#### Objective:
Copy out the listing that follows, exact in every word, and skip the images.

Entries from a visual dataset:

^^^^^^^^^^^^^^^^

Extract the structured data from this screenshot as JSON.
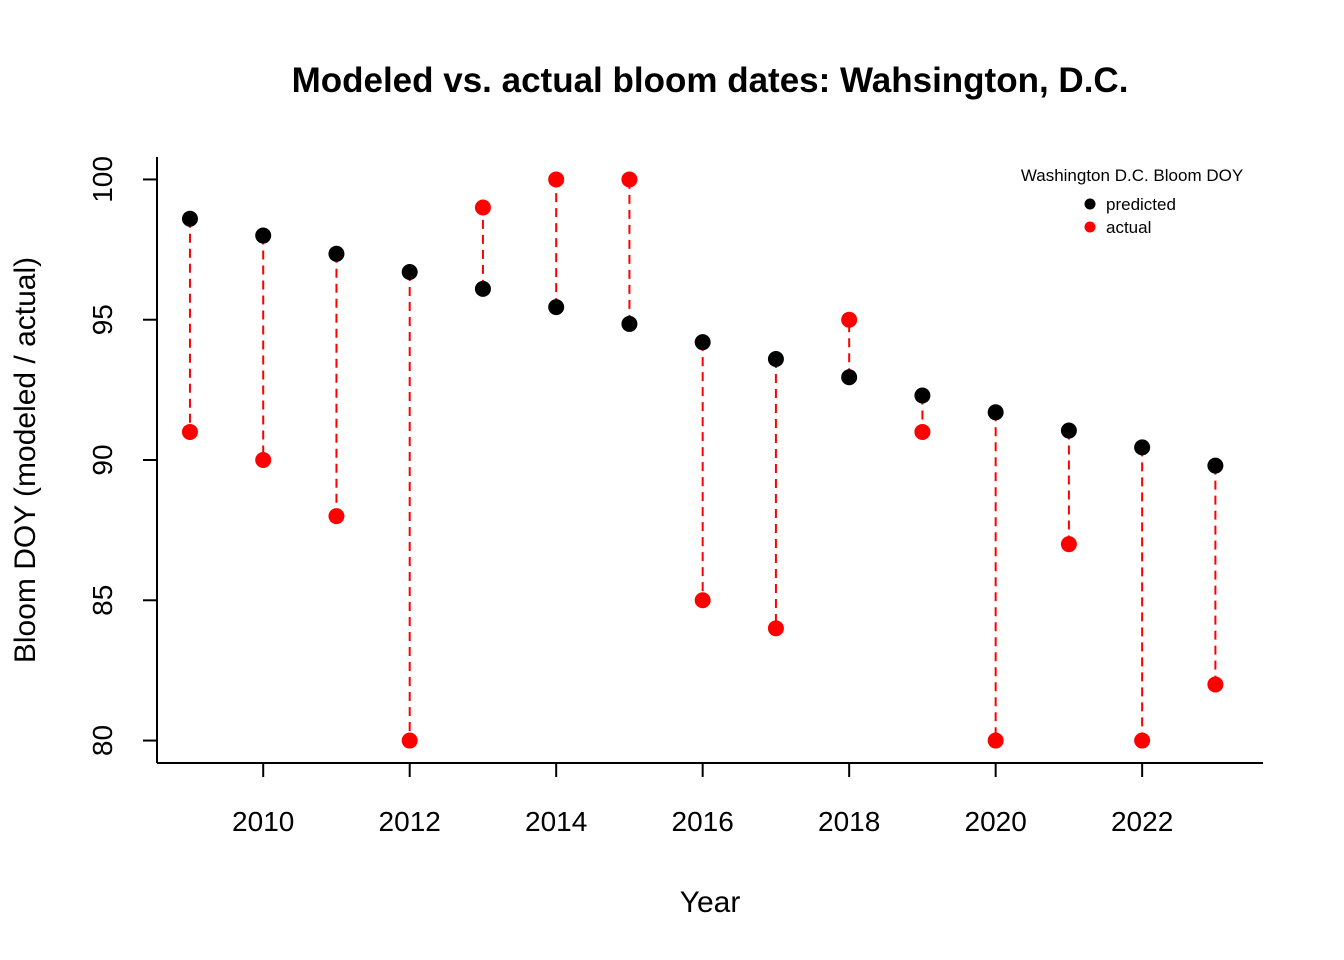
{
  "chart_data": {
    "type": "scatter",
    "title": "Modeled vs. actual bloom dates: Wahsington, D.C.",
    "xlabel": "Year",
    "ylabel": "Bloom DOY (modeled / actual)",
    "xlim": [
      2008.55,
      2023.65
    ],
    "ylim": [
      79.2,
      100.8
    ],
    "x_ticks": [
      2010,
      2012,
      2014,
      2016,
      2018,
      2020,
      2022
    ],
    "y_ticks": [
      80,
      85,
      90,
      95,
      100
    ],
    "legend_title": "Washington D.C. Bloom DOY",
    "legend_position": "top-right",
    "x": [
      2009,
      2010,
      2011,
      2012,
      2013,
      2014,
      2015,
      2016,
      2017,
      2018,
      2019,
      2020,
      2021,
      2022,
      2023
    ],
    "series": [
      {
        "name": "predicted",
        "color": "#000000",
        "values": [
          98.6,
          98.0,
          97.35,
          96.7,
          96.1,
          95.45,
          94.85,
          94.2,
          93.6,
          92.95,
          92.3,
          91.7,
          91.05,
          90.45,
          89.8
        ]
      },
      {
        "name": "actual",
        "color": "#ff0000",
        "values": [
          91,
          90,
          88,
          80,
          99,
          100,
          100,
          85,
          84,
          95,
          91,
          80,
          87,
          80,
          82
        ]
      }
    ],
    "connector_style": "red dashed vertical segments between predicted and actual"
  }
}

^^^^^^^^^^^^^^^^

#### Reply:
Extract the structured data from this screenshot as JSON.
{
  "chart_data": {
    "type": "scatter",
    "title": "Modeled vs. actual bloom dates: Wahsington, D.C.",
    "xlabel": "Year",
    "ylabel": "Bloom DOY (modeled / actual)",
    "xlim": [
      2008.55,
      2023.65
    ],
    "ylim": [
      79.2,
      100.8
    ],
    "x_ticks": [
      2010,
      2012,
      2014,
      2016,
      2018,
      2020,
      2022
    ],
    "y_ticks": [
      80,
      85,
      90,
      95,
      100
    ],
    "legend_title": "Washington D.C. Bloom DOY",
    "legend_position": "top-right",
    "x": [
      2009,
      2010,
      2011,
      2012,
      2013,
      2014,
      2015,
      2016,
      2017,
      2018,
      2019,
      2020,
      2021,
      2022,
      2023
    ],
    "series": [
      {
        "name": "predicted",
        "color": "#000000",
        "values": [
          98.6,
          98.0,
          97.35,
          96.7,
          96.1,
          95.45,
          94.85,
          94.2,
          93.6,
          92.95,
          92.3,
          91.7,
          91.05,
          90.45,
          89.8
        ]
      },
      {
        "name": "actual",
        "color": "#ff0000",
        "values": [
          91,
          90,
          88,
          80,
          99,
          100,
          100,
          85,
          84,
          95,
          91,
          80,
          87,
          80,
          82
        ]
      }
    ],
    "connector_style": "red dashed vertical segments between predicted and actual"
  }
}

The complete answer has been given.